(What is asked):
Print the listing in its entirety and exactly, leaving out images.

(Stored records):

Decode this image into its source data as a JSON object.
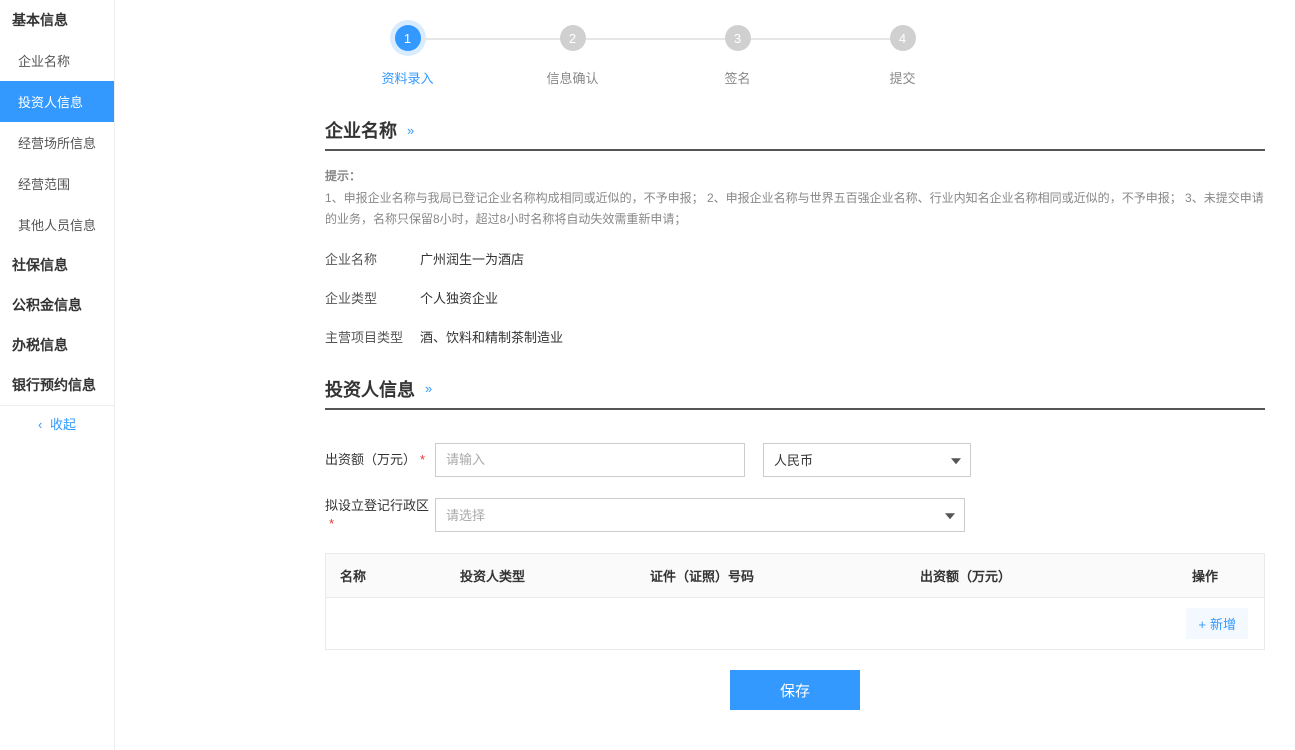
{
  "sidebar": {
    "groups": [
      {
        "title": "基本信息",
        "items": [
          "企业名称",
          "投资人信息",
          "经营场所信息",
          "经营范围",
          "其他人员信息"
        ]
      },
      {
        "title": "社保信息",
        "items": []
      },
      {
        "title": "公积金信息",
        "items": []
      },
      {
        "title": "办税信息",
        "items": []
      },
      {
        "title": "银行预约信息",
        "items": []
      }
    ],
    "active_item": "投资人信息",
    "collapse_label": "收起"
  },
  "steps": [
    {
      "num": "1",
      "label": "资料录入",
      "active": true
    },
    {
      "num": "2",
      "label": "信息确认",
      "active": false
    },
    {
      "num": "3",
      "label": "签名",
      "active": false
    },
    {
      "num": "4",
      "label": "提交",
      "active": false
    }
  ],
  "sections": {
    "company": {
      "title": "企业名称",
      "hint_title": "提示：",
      "hint_body": "1、申报企业名称与我局已登记企业名称构成相同或近似的，不予申报； 2、申报企业名称与世界五百强企业名称、行业内知名企业名称相同或近似的，不予申报； 3、未提交申请的业务，名称只保留8小时，超过8小时名称将自动失效需重新申请；",
      "name_label": "企业名称",
      "name_value": "广州润生一为酒店",
      "type_label": "企业类型",
      "type_value": "个人独资企业",
      "cat_label": "主营项目类型",
      "cat_value": "酒、饮料和精制茶制造业"
    },
    "investor": {
      "title": "投资人信息",
      "amount_label": "出资额（万元）",
      "amount_placeholder": "请输入",
      "currency_value": "人民币",
      "region_label": "拟设立登记行政区",
      "region_placeholder": "请选择",
      "table": {
        "headers": {
          "name": "名称",
          "type": "投资人类型",
          "id": "证件（证照）号码",
          "amt": "出资额（万元）",
          "op": "操作"
        },
        "add_label": "新增"
      }
    }
  },
  "buttons": {
    "save": "保存"
  }
}
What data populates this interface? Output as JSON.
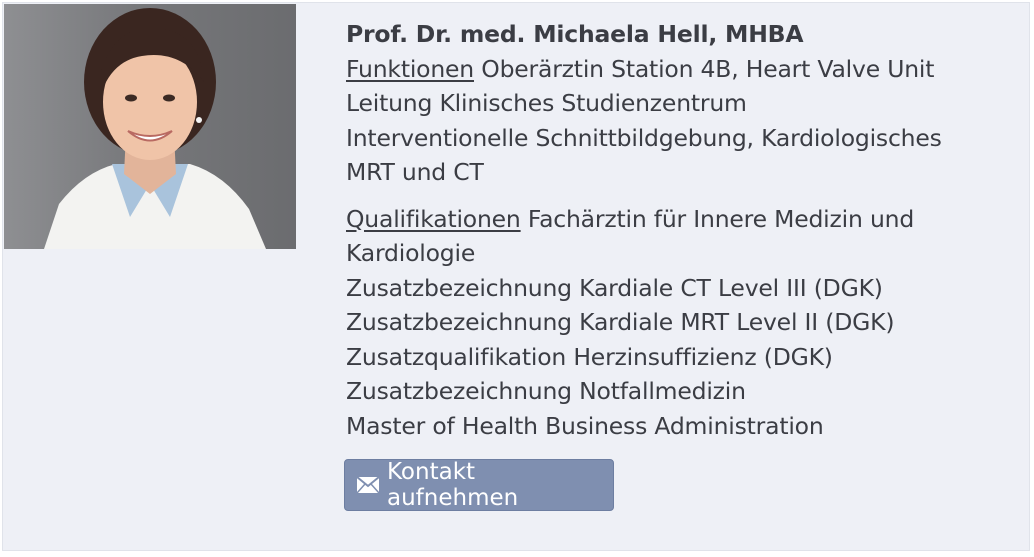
{
  "profile": {
    "photo_alt": "Prof. Dr. med. Michaela Hell, MHBA",
    "name": "Prof. Dr. med. Michaela Hell, MHBA",
    "funktionen": {
      "label": "Funktionen",
      "first_line": "Oberärztin Station 4B, Heart Valve Unit",
      "lines": [
        "Leitung Klinisches Studienzentrum",
        "Interventionelle Schnittbildgebung, Kardiologisches",
        "MRT und CT"
      ]
    },
    "qualifikationen": {
      "label": "Qualifikationen",
      "first_line": "Fachärztin für Innere Medizin und",
      "lines": [
        "Kardiologie",
        "Zusatzbezeichnung Kardiale CT Level III (DGK)",
        "Zusatzbezeichnung Kardiale MRT Level II (DGK)",
        "Zusatzqualifikation Herzinsuffizienz (DGK)",
        "Zusatzbezeichnung Notfallmedizin",
        "Master of Health Business Administration"
      ]
    },
    "contact_button": {
      "icon": "envelope-icon",
      "label": "Kontakt aufnehmen"
    }
  },
  "colors": {
    "card_background": "#eef0f6",
    "text": "#3b3d44",
    "button_background": "#7f8fb0",
    "button_text": "#ffffff"
  }
}
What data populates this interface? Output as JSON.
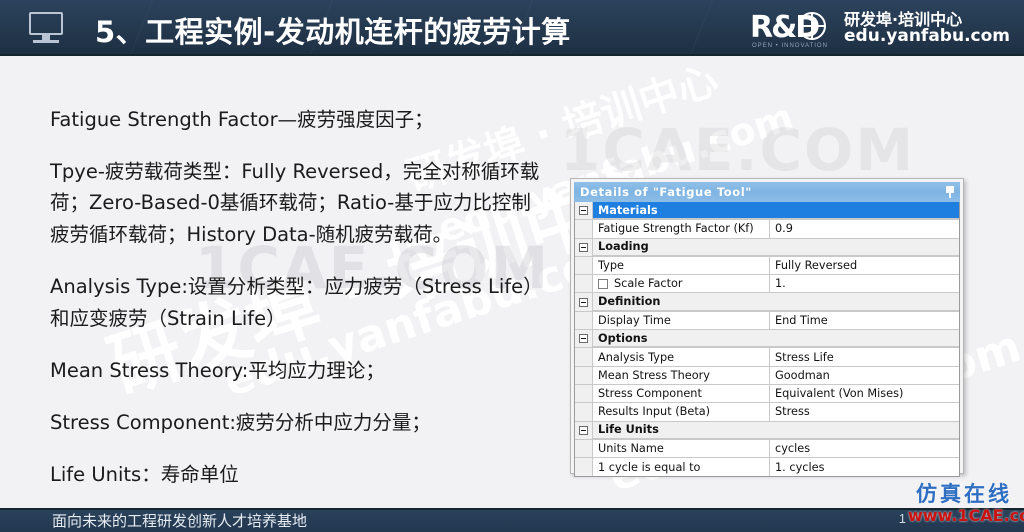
{
  "header": {
    "title": "5、工程实例-发动机连杆的疲劳计算",
    "monitor_icon": "monitor-icon",
    "logo": {
      "mark": "R&D",
      "tagline": "OPEN  •  INNOVATION",
      "cn_name": "研发埠·培训中心",
      "url": "edu.yanfabu.com"
    }
  },
  "content": {
    "paragraphs": [
      "Fatigue Strength Factor—疲劳强度因子；",
      "Tpye-疲劳载荷类型：Fully Reversed，完全对称循环载荷；Zero-Based-0基循环载荷；Ratio-基于应力比控制疲劳循环载荷；History Data-随机疲劳载荷。",
      "Analysis Type:设置分析类型：应力疲劳（Stress Life）和应变疲劳（Strain Life）",
      "Mean Stress Theory:平均应力理论；",
      "Stress Component:疲劳分析中应力分量；",
      "Life Units：寿命单位"
    ]
  },
  "details_panel": {
    "title": "Details of \"Fatigue Tool\"",
    "pin_icon": "pin-icon",
    "rows": [
      {
        "type": "group",
        "label": "Materials",
        "value": "",
        "selected": true
      },
      {
        "type": "item",
        "label": "Fatigue Strength Factor (Kf)",
        "value": "0.9"
      },
      {
        "type": "group",
        "label": "Loading",
        "value": ""
      },
      {
        "type": "item",
        "label": "Type",
        "value": "Fully Reversed"
      },
      {
        "type": "check",
        "label": "Scale Factor",
        "value": "1."
      },
      {
        "type": "group",
        "label": "Definition",
        "value": ""
      },
      {
        "type": "item",
        "label": "Display Time",
        "value": "End Time"
      },
      {
        "type": "group",
        "label": "Options",
        "value": ""
      },
      {
        "type": "item",
        "label": "Analysis Type",
        "value": "Stress Life"
      },
      {
        "type": "item",
        "label": "Mean Stress Theory",
        "value": "Goodman"
      },
      {
        "type": "item",
        "label": "Stress Component",
        "value": "Equivalent (Von Mises)"
      },
      {
        "type": "item",
        "label": "Results Input (Beta)",
        "value": "Stress"
      },
      {
        "type": "group",
        "label": "Life Units",
        "value": ""
      },
      {
        "type": "item",
        "label": "Units Name",
        "value": "cycles"
      },
      {
        "type": "item",
        "label": "1 cycle is equal to",
        "value": "1. cycles"
      }
    ]
  },
  "watermarks": {
    "brand_cn": "研发埠 · 培训中心",
    "brand_url": "edu.yanfabu.com",
    "cae": "1CAE.COM"
  },
  "footer": {
    "text": "面向未来的工程研发创新人才培养基地",
    "page": "1"
  },
  "cae_badge": {
    "cn": "仿真在线",
    "url": "www.1CAE.com"
  },
  "colors": {
    "header_bg": "#24384e",
    "slide_bg": "#f2f1f3",
    "panel_title_bg": "#8fc0e8",
    "selected_row_bg": "#1f7fe0",
    "cae_blue": "#2f6fc2",
    "cae_red": "#cc1111"
  }
}
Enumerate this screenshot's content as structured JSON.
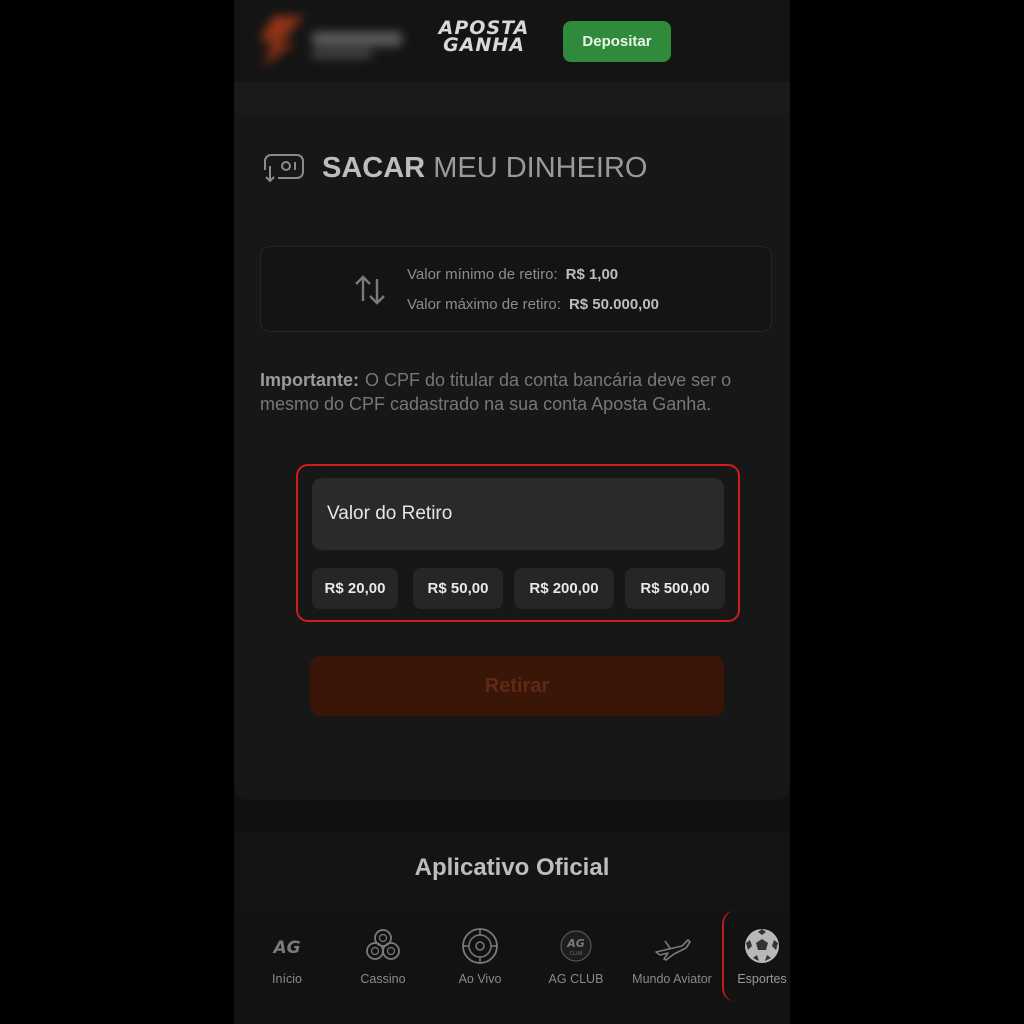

(Task answer):
Decode this image into its source data as a JSON object.
{
  "sidebar": {
    "groups": [
      {
        "title": "基本信息",
        "items": [
          "企业名称",
          "投资人信息",
          "经营场所信息",
          "经营范围",
          "其他人员信息"
        ]
      },
      {
        "title": "社保信息",
        "items": []
      },
      {
        "title": "公积金信息",
        "items": []
      },
      {
        "title": "办税信息",
        "items": []
      },
      {
        "title": "银行预约信息",
        "items": []
      }
    ],
    "active_item": "投资人信息",
    "collapse_label": "收起"
  },
  "steps": [
    {
      "num": "1",
      "label": "资料录入",
      "active": true
    },
    {
      "num": "2",
      "label": "信息确认",
      "active": false
    },
    {
      "num": "3",
      "label": "签名",
      "active": false
    },
    {
      "num": "4",
      "label": "提交",
      "active": false
    }
  ],
  "sections": {
    "company": {
      "title": "企业名称",
      "hint_title": "提示：",
      "hint_body": "1、申报企业名称与我局已登记企业名称构成相同或近似的，不予申报； 2、申报企业名称与世界五百强企业名称、行业内知名企业名称相同或近似的，不予申报； 3、未提交申请的业务，名称只保留8小时，超过8小时名称将自动失效需重新申请；",
      "name_label": "企业名称",
      "name_value": "广州润生一为酒店",
      "type_label": "企业类型",
      "type_value": "个人独资企业",
      "cat_label": "主营项目类型",
      "cat_value": "酒、饮料和精制茶制造业"
    },
    "investor": {
      "title": "投资人信息",
      "amount_label": "出资额（万元）",
      "amount_placeholder": "请输入",
      "currency_value": "人民币",
      "region_label": "拟设立登记行政区",
      "region_placeholder": "请选择",
      "table": {
        "headers": {
          "name": "名称",
          "type": "投资人类型",
          "id": "证件（证照）号码",
          "amt": "出资额（万元）",
          "op": "操作"
        },
        "add_label": "新增"
      }
    }
  },
  "buttons": {
    "save": "保存"
  }
}
What data populates this interface? Output as JSON.
{
  "profile": {
    "photo_alt": "Prof. Dr. med. Michaela Hell, MHBA",
    "name": "Prof. Dr. med. Michaela Hell, MHBA",
    "funktionen": {
      "label": "Funktionen",
      "first_line": "Oberärztin Station 4B, Heart Valve Unit",
      "lines": [
        "Leitung Klinisches Studienzentrum",
        "Interventionelle Schnittbildgebung, Kardiologisches",
        "MRT und CT"
      ]
    },
    "qualifikationen": {
      "label": "Qualifikationen",
      "first_line": "Fachärztin für Innere Medizin und",
      "lines": [
        "Kardiologie",
        "Zusatzbezeichnung Kardiale CT Level III (DGK)",
        "Zusatzbezeichnung Kardiale MRT Level II (DGK)",
        "Zusatzqualifikation Herzinsuffizienz (DGK)",
        "Zusatzbezeichnung Notfallmedizin",
        "Master of Health Business Administration"
      ]
    },
    "contact_button": {
      "icon": "envelope-icon",
      "label": "Kontakt aufnehmen"
    }
  },
  "colors": {
    "card_background": "#eef0f6",
    "text": "#3b3d44",
    "button_background": "#7f8fb0",
    "button_text": "#ffffff"
  }
}
What data populates this interface? Output as JSON.
{
  "header": {
    "title": "5、工程实例-发动机连杆的疲劳计算",
    "monitor_icon": "monitor-icon",
    "logo": {
      "mark": "R&D",
      "tagline": "OPEN  •  INNOVATION",
      "cn_name": "研发埠·培训中心",
      "url": "edu.yanfabu.com"
    }
  },
  "content": {
    "paragraphs": [
      "Fatigue Strength Factor—疲劳强度因子；",
      "Tpye-疲劳载荷类型：Fully Reversed，完全对称循环载荷；Zero-Based-0基循环载荷；Ratio-基于应力比控制疲劳循环载荷；History Data-随机疲劳载荷。",
      "Analysis Type:设置分析类型：应力疲劳（Stress Life）和应变疲劳（Strain Life）",
      "Mean Stress Theory:平均应力理论；",
      "Stress Component:疲劳分析中应力分量；",
      "Life Units：寿命单位"
    ]
  },
  "details_panel": {
    "title": "Details of \"Fatigue Tool\"",
    "pin_icon": "pin-icon",
    "rows": [
      {
        "type": "group",
        "label": "Materials",
        "value": "",
        "selected": true
      },
      {
        "type": "item",
        "label": "Fatigue Strength Factor (Kf)",
        "value": "0.9"
      },
      {
        "type": "group",
        "label": "Loading",
        "value": ""
      },
      {
        "type": "item",
        "label": "Type",
        "value": "Fully Reversed"
      },
      {
        "type": "check",
        "label": "Scale Factor",
        "value": "1."
      },
      {
        "type": "group",
        "label": "Definition",
        "value": ""
      },
      {
        "type": "item",
        "label": "Display Time",
        "value": "End Time"
      },
      {
        "type": "group",
        "label": "Options",
        "value": ""
      },
      {
        "type": "item",
        "label": "Analysis Type",
        "value": "Stress Life"
      },
      {
        "type": "item",
        "label": "Mean Stress Theory",
        "value": "Goodman"
      },
      {
        "type": "item",
        "label": "Stress Component",
        "value": "Equivalent (Von Mises)"
      },
      {
        "type": "item",
        "label": "Results Input (Beta)",
        "value": "Stress"
      },
      {
        "type": "group",
        "label": "Life Units",
        "value": ""
      },
      {
        "type": "item",
        "label": "Units Name",
        "value": "cycles"
      },
      {
        "type": "item",
        "label": "1 cycle is equal to",
        "value": "1. cycles"
      }
    ]
  },
  "watermarks": {
    "brand_cn": "研发埠 · 培训中心",
    "brand_url": "edu.yanfabu.com",
    "cae": "1CAE.COM"
  },
  "footer": {
    "text": "面向未来的工程研发创新人才培养基地",
    "page": "1"
  },
  "cae_badge": {
    "cn": "仿真在线",
    "url": "www.1CAE.com"
  },
  "colors": {
    "header_bg": "#24384e",
    "slide_bg": "#f2f1f3",
    "panel_title_bg": "#8fc0e8",
    "selected_row_bg": "#1f7fe0",
    "cae_blue": "#2f6fc2",
    "cae_red": "#cc1111"
  }
}
Enumerate this screenshot's content as structured JSON.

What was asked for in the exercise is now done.